▶ **EXCERPTED PASSAGE**
= = =
If you accidentally leave DNS pointing at an old IP that gets recycled to someone else, you've authorized LetsEncrypt to issue a certificate to the lucky winner.
Most old school CAs do domain validations against the root of the domain, so it's a lot harder to accidentally delegate that.
That's not a reason not to use LetsEncrypt, but it's a reason not to include it in certificate pinning.
> If you accidentally leave DNS pointing at an old IP that gets recycled to someone else, you've authorized LetsEncrypt to issue a certificate to the lucky winner.
Yeah, but only for that particular subdomain. Sounds like a pretty contrived attack. For it to work, it needs to be some website that you forgot about, but still have enough users that it's viable to attack it.
>Most old school CAs do domain validations against the root of the domain, so it's a lot harder to accidentally delegate that.
Source for this? If there's even a handful of paid CAs that validate at the subdomain level this is a moot point.
> Yeah, but only for that particular subdomain. Sounds like a pretty contrived attack. For it to work, it needs to be some website that you forgot about, but still have enough users that it's viable to attack it.
Not really, something similar happened recently (forgot the company details but was discussed on HN). Somebody left dangling DNS pointed at AWS, new IP holder was apparently using domain scoped cookies / etc to grab browser data. Of course, cert pining in browsers is largely dead, so not a lot an average person can do here (other than not f* up their DNS). Larger entities can still get one off cert pinning by emailing chrome/other browsers.
>> Most old school CAs do domain validations against the root of the domain, so it's a lot harder to accidentally delegate that.
> Source for this? If there's even a handful of paid CAs that validate at the subdomain level this is a moot point.
This was from personal experience, could be obsolete. But if you're pinning to a couple of commercial roots, you only need to confirm that those roots don't issue certs from subdomain authentication.
It’s extremely insecure if you’re worried about things beyond passive mass surveillance.
If someone can intercept traffic to your server IP, they can get a Let’s Encrypt certificate. If they can’t reliably man in the middle that IP, then HTTP is reasonably secure already.
Such “certificates without certification” This is one reason browsers have added new UI elements for certified domains.
MITM'ing the connection between LE and a server is generally much more difficult and targeted than between any client and the server. Two different scenarios there.
= = =
▶ **INSTRUCTIONS**
1: According to the discussion about Let's Encrypt, what do most old school CAs run their domain validations against?
2: Retype the Let's Encrypt discussion from "MITM'ing the connection" up to and including "different scenarios there.".
The data that follows comes from a different source than the discussion above.
= = =
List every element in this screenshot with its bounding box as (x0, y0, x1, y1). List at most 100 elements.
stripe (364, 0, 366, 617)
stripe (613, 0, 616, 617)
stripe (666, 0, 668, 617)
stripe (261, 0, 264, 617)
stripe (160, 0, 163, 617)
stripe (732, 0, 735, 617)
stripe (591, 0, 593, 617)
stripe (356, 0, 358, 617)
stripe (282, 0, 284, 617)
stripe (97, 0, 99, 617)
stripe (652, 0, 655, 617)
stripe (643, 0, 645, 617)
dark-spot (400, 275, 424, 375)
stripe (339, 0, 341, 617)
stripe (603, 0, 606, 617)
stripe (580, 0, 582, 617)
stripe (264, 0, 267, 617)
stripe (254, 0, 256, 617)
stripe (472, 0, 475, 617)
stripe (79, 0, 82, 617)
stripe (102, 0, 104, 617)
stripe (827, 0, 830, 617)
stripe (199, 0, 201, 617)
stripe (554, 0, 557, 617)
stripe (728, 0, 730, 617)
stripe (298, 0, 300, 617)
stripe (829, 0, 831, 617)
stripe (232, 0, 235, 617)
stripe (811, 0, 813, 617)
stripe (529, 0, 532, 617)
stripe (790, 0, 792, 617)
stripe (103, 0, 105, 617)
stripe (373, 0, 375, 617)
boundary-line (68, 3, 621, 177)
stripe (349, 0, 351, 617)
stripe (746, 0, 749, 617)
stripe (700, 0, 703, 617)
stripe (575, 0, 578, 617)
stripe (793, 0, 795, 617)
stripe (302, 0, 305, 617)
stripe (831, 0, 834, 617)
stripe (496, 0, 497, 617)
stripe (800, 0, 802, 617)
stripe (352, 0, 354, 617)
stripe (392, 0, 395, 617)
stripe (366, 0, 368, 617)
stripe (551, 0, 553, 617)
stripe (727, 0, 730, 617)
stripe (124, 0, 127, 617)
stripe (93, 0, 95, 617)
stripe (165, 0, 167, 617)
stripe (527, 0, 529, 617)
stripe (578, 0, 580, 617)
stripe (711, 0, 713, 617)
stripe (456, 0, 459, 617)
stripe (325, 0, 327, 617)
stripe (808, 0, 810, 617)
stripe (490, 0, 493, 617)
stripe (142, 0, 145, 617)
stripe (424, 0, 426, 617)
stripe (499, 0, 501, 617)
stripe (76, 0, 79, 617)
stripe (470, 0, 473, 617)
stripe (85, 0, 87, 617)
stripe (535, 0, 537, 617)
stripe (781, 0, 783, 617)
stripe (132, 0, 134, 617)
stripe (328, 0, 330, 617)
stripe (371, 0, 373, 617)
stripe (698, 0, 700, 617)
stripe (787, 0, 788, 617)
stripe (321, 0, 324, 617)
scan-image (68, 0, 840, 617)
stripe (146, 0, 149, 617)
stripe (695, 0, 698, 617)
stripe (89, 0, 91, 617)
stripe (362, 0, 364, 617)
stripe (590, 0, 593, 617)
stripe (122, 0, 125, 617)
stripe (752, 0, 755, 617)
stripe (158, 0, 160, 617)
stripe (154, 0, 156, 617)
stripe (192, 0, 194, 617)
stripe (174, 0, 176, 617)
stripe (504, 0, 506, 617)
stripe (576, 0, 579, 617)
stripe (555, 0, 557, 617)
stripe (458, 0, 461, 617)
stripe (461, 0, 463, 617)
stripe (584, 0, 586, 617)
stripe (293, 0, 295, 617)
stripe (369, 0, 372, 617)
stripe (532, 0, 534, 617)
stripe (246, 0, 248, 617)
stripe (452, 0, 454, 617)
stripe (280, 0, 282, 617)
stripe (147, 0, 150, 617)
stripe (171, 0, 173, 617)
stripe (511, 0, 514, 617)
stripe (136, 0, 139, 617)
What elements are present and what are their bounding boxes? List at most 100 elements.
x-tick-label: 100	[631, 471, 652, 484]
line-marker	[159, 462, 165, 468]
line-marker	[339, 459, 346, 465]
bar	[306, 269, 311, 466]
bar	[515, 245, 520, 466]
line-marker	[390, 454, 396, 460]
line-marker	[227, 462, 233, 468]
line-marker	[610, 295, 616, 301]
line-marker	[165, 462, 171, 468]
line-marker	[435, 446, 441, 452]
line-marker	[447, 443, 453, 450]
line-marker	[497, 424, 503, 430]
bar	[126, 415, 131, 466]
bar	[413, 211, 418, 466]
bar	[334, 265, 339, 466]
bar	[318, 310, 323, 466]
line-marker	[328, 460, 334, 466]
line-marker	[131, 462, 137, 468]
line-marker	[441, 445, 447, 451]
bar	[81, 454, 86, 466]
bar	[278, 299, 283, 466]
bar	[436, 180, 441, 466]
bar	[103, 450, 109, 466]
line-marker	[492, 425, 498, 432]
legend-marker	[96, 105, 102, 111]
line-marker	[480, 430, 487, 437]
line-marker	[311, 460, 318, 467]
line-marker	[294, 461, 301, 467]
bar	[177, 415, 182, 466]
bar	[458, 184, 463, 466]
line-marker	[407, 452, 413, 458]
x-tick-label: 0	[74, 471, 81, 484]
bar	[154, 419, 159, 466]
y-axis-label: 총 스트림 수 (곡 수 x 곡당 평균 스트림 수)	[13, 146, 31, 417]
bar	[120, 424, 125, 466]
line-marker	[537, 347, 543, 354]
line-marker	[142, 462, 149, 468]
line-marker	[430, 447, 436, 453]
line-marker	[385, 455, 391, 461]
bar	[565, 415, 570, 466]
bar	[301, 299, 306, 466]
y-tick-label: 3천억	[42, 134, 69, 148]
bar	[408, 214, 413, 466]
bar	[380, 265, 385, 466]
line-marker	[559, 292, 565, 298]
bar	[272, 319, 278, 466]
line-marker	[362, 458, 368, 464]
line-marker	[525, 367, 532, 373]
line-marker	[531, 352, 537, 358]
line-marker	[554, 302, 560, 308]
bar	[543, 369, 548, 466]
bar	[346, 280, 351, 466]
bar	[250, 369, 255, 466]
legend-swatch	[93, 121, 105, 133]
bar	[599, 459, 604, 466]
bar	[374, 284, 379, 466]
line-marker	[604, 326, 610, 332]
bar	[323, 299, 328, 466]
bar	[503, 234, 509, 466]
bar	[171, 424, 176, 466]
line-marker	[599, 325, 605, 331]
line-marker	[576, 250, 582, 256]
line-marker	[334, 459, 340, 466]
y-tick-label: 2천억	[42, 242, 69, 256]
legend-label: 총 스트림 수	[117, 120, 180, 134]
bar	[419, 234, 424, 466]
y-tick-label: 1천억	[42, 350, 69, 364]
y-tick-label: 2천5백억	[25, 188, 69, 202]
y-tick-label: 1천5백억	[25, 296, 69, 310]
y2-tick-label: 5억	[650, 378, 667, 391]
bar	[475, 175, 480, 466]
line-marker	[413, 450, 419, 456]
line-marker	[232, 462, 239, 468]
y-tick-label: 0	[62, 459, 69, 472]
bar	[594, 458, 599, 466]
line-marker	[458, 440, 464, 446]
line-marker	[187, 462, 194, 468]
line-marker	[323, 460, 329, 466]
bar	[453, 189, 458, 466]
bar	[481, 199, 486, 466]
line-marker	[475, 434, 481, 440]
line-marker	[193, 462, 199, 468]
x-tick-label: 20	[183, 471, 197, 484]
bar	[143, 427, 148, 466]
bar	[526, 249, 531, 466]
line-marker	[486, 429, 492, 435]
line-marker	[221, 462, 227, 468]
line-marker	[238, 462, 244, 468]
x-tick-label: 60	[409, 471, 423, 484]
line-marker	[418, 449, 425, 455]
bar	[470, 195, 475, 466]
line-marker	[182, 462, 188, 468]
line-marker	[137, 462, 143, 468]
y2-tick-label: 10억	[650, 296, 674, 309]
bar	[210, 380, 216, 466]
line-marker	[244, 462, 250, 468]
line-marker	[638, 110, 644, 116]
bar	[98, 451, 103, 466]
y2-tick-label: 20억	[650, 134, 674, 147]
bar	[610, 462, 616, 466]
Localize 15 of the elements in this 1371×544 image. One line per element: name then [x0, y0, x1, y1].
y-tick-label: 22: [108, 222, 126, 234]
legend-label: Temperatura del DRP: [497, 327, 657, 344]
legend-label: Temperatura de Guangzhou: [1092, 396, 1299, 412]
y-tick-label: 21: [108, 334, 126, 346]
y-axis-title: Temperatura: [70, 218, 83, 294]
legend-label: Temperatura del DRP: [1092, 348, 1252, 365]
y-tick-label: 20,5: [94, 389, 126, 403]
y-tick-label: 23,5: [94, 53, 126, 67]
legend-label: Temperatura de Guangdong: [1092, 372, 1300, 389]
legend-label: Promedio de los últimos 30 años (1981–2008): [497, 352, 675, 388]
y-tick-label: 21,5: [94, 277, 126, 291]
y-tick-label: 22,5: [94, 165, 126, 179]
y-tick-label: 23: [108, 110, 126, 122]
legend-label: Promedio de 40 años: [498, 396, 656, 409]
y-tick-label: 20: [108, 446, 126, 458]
= = =
▶ **EXERCISE RESPONSES**
1: The root of the domain.

2:
MITM'ing the connection between LE and a server is generally much more difficult and targeted than between any client and the server. Two different scenarios there.